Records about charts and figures
----
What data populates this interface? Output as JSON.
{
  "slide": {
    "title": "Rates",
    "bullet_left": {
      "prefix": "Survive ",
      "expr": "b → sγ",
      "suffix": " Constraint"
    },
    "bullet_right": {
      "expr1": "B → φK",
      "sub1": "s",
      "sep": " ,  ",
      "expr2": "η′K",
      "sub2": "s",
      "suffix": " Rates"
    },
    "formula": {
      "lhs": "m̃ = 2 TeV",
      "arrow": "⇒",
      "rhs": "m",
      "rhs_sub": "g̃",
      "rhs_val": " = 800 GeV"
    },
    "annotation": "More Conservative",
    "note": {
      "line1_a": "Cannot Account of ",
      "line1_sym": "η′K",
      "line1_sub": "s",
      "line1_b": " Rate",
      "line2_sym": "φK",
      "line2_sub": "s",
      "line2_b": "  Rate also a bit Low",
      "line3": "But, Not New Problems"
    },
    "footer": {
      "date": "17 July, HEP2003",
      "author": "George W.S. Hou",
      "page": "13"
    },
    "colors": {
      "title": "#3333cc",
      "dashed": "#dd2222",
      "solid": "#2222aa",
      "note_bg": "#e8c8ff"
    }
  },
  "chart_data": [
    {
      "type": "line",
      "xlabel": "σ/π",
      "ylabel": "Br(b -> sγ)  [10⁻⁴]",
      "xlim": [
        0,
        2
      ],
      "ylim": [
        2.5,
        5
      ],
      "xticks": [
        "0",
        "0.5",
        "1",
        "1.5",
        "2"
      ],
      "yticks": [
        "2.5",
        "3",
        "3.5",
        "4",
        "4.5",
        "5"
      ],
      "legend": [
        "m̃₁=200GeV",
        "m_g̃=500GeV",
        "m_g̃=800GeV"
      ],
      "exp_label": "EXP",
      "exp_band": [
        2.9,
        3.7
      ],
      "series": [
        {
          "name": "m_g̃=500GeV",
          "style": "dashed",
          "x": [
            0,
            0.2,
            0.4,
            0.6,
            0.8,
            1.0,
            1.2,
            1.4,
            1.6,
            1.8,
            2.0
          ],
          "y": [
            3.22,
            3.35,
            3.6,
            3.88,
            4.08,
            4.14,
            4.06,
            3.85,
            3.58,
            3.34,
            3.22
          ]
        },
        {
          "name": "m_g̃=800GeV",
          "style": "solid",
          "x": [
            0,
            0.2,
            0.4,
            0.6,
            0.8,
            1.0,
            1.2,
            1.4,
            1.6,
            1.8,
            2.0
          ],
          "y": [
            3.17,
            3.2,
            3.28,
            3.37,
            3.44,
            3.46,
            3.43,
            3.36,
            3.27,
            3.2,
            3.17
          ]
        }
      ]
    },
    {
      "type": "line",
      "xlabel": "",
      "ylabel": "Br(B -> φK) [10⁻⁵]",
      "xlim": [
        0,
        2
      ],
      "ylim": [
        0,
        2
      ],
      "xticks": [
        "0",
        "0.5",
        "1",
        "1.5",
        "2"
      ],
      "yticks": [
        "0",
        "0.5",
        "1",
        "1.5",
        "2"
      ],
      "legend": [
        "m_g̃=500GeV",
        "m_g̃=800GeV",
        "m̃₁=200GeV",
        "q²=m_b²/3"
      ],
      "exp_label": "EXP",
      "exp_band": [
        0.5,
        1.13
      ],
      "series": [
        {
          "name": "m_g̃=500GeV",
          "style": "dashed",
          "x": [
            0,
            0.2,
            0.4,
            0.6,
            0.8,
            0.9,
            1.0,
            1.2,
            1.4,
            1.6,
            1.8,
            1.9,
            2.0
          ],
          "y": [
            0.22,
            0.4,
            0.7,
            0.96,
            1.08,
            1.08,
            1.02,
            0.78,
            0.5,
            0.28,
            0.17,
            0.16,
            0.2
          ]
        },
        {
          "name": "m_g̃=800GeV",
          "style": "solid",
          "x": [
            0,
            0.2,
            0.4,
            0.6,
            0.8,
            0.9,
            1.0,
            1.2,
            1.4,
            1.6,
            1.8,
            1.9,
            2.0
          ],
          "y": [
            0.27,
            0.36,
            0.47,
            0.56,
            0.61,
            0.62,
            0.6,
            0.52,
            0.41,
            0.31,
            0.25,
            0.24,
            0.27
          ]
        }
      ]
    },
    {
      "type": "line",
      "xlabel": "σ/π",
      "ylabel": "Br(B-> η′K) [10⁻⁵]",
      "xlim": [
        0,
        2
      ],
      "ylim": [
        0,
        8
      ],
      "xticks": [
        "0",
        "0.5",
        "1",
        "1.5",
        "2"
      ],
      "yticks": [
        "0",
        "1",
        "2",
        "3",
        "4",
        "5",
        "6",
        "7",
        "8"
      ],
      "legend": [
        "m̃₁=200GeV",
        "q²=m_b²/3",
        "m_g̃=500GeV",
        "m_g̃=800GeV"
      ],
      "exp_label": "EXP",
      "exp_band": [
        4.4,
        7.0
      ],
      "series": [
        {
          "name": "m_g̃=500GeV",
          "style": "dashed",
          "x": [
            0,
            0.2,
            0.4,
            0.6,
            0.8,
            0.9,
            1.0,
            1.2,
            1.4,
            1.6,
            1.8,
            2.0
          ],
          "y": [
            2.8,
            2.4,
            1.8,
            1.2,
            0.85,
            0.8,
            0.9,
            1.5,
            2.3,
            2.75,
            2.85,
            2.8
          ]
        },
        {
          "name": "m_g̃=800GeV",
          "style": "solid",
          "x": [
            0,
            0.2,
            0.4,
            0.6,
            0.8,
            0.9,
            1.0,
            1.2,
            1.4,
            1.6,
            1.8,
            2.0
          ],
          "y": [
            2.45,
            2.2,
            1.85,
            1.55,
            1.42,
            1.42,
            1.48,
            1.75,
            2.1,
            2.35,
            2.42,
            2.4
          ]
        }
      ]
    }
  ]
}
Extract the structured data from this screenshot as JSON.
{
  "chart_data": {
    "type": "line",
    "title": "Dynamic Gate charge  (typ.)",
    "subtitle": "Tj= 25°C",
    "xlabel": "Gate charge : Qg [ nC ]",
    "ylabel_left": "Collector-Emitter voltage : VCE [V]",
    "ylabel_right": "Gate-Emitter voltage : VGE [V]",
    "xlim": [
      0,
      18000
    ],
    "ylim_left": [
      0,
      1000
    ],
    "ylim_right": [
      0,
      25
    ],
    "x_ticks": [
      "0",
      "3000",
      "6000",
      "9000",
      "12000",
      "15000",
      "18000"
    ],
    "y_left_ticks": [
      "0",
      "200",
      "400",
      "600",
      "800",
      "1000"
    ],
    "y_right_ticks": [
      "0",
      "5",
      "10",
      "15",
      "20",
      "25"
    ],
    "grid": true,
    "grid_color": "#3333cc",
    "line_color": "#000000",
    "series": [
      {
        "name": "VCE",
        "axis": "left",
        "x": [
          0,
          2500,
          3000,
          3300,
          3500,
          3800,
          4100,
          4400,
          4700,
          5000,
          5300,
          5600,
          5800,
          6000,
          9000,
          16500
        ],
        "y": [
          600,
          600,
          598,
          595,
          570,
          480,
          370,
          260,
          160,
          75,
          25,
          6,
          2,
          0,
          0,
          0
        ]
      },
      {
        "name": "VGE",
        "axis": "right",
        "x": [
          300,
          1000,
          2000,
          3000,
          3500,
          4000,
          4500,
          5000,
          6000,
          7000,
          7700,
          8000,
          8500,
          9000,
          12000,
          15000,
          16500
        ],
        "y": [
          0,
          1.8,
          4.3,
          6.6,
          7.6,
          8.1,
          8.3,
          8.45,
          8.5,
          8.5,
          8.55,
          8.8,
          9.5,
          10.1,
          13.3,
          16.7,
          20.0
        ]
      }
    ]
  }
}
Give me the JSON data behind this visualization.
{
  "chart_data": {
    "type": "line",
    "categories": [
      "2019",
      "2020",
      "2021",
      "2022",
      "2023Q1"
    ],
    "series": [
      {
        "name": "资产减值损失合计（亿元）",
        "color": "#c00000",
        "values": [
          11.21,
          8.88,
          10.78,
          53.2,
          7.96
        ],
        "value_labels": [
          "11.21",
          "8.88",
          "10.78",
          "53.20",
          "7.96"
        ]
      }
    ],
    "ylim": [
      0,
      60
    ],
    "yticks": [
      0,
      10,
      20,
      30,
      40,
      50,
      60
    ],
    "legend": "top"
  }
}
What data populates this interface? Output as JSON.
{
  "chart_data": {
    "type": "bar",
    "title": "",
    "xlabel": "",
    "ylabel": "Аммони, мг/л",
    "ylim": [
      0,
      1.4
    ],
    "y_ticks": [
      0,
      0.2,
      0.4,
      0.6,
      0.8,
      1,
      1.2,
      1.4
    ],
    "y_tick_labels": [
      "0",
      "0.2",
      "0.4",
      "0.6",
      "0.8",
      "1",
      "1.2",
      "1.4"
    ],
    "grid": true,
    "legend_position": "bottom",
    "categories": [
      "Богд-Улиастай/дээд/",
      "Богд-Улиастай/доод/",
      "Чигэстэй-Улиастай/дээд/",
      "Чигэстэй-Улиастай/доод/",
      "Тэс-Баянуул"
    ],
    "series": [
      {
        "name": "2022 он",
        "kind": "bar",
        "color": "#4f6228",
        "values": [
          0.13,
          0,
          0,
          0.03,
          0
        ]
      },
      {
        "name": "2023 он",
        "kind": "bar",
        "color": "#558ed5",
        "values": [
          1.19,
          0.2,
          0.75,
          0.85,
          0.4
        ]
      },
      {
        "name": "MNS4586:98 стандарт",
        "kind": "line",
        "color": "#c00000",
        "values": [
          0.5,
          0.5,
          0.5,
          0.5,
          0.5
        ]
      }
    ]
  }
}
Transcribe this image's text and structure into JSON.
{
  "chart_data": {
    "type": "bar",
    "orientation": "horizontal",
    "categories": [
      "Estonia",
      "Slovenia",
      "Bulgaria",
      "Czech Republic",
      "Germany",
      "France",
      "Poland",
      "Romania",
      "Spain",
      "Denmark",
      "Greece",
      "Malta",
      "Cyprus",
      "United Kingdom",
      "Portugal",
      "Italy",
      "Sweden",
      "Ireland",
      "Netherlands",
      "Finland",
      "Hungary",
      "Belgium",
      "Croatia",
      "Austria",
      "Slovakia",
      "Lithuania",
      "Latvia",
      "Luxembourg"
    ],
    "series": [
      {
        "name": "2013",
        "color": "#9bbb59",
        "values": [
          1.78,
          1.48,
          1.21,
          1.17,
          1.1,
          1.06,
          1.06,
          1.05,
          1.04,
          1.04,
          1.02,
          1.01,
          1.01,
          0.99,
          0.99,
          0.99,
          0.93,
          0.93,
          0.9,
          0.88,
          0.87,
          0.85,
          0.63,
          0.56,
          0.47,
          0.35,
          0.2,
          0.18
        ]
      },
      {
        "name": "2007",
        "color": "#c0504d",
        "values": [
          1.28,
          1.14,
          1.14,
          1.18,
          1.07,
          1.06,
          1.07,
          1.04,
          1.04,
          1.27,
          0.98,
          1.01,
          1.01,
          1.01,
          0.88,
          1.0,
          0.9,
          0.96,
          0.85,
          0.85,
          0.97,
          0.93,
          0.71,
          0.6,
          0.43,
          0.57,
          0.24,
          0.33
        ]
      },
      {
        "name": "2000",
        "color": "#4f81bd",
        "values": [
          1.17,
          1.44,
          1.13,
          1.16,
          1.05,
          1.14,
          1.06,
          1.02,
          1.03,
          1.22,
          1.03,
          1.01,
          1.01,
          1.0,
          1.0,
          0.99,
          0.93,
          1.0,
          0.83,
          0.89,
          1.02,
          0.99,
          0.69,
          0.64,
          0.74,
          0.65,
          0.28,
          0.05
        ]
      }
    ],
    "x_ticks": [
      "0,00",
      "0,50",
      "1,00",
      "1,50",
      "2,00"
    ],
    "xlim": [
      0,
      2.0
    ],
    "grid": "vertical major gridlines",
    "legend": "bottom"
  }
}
----
◆ **Task requirements**:
Pick out and copy the lines of the material that include the word "charge".

◆ **Task response**:
    "title": "Dynamic Gate charge  (typ.)",
    "xlabel": "Gate charge : Qg [ nC ]",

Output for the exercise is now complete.